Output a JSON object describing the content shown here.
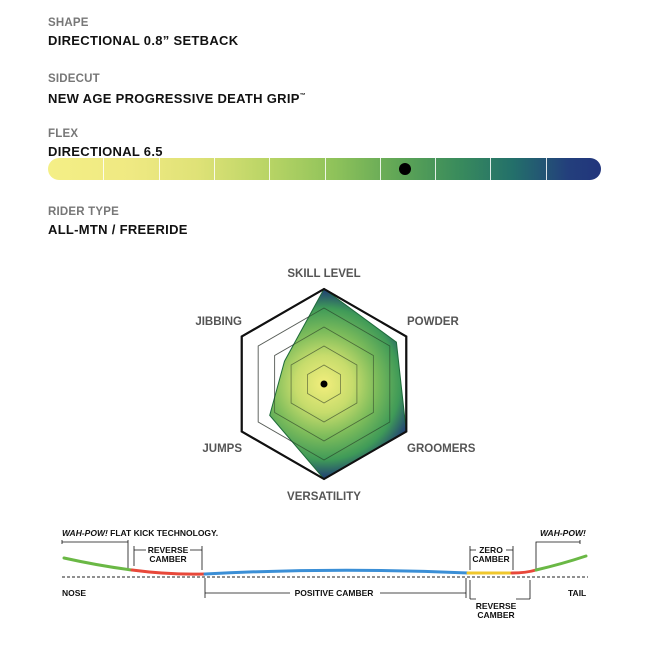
{
  "specs": {
    "shape": {
      "label": "SHAPE",
      "value": "DIRECTIONAL 0.8” SETBACK"
    },
    "sidecut": {
      "label": "SIDECUT",
      "value": "NEW AGE PROGRESSIVE DEATH GRIP",
      "trademark": "™"
    },
    "flex": {
      "label": "FLEX",
      "value": "DIRECTIONAL 6.5",
      "rating": 6.5,
      "scale_max": 10
    },
    "rider_type": {
      "label": "RIDER TYPE",
      "value": "ALL-MTN / FREERIDE"
    }
  },
  "radar": {
    "axes": [
      "SKILL LEVEL",
      "POWDER",
      "GROOMERS",
      "VERSATILITY",
      "JUMPS",
      "JIBBING"
    ],
    "levels": 5,
    "values": [
      5,
      4.4,
      5,
      5,
      3.3,
      2.4
    ],
    "colors": {
      "inner": "#f2ee7c",
      "mid": "#5cae56",
      "outer": "#1f3b75"
    }
  },
  "camber": {
    "labels": {
      "wah_pow_flat_kick_prefix": "WAH-POW!",
      "wah_pow_flat_kick_suffix": " FLAT KICK TECHNOLOGY.",
      "wah_pow_tail": "WAH-POW!",
      "reverse_camber_nose_line1": "REVERSE",
      "reverse_camber_nose_line2": "CAMBER",
      "zero_camber_line1": "ZERO",
      "zero_camber_line2": "CAMBER",
      "reverse_camber_tail_line1": "REVERSE",
      "reverse_camber_tail_line2": "CAMBER",
      "positive_camber": "POSITIVE CAMBER",
      "nose": "NOSE",
      "tail": "TAIL"
    },
    "colors": {
      "flat_kick": "#6ab845",
      "reverse": "#e8483a",
      "positive": "#3b8fd6",
      "zero": "#f0c72c"
    }
  }
}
◆ ◆ ◆
§ Stated goal
Transcribe the records verbatim and omit the images.

§ Result
Output a JSON object describing the content shown here.
{
  "specs": {
    "shape": {
      "label": "SHAPE",
      "value": "DIRECTIONAL 0.8” SETBACK"
    },
    "sidecut": {
      "label": "SIDECUT",
      "value": "NEW AGE PROGRESSIVE DEATH GRIP",
      "trademark": "™"
    },
    "flex": {
      "label": "FLEX",
      "value": "DIRECTIONAL 6.5",
      "rating": 6.5,
      "scale_max": 10
    },
    "rider_type": {
      "label": "RIDER TYPE",
      "value": "ALL-MTN / FREERIDE"
    }
  },
  "radar": {
    "axes": [
      "SKILL LEVEL",
      "POWDER",
      "GROOMERS",
      "VERSATILITY",
      "JUMPS",
      "JIBBING"
    ],
    "levels": 5,
    "values": [
      5,
      4.4,
      5,
      5,
      3.3,
      2.4
    ],
    "colors": {
      "inner": "#f2ee7c",
      "mid": "#5cae56",
      "outer": "#1f3b75"
    }
  },
  "camber": {
    "labels": {
      "wah_pow_flat_kick_prefix": "WAH-POW!",
      "wah_pow_flat_kick_suffix": " FLAT KICK TECHNOLOGY.",
      "wah_pow_tail": "WAH-POW!",
      "reverse_camber_nose_line1": "REVERSE",
      "reverse_camber_nose_line2": "CAMBER",
      "zero_camber_line1": "ZERO",
      "zero_camber_line2": "CAMBER",
      "reverse_camber_tail_line1": "REVERSE",
      "reverse_camber_tail_line2": "CAMBER",
      "positive_camber": "POSITIVE CAMBER",
      "nose": "NOSE",
      "tail": "TAIL"
    },
    "colors": {
      "flat_kick": "#6ab845",
      "reverse": "#e8483a",
      "positive": "#3b8fd6",
      "zero": "#f0c72c"
    }
  }
}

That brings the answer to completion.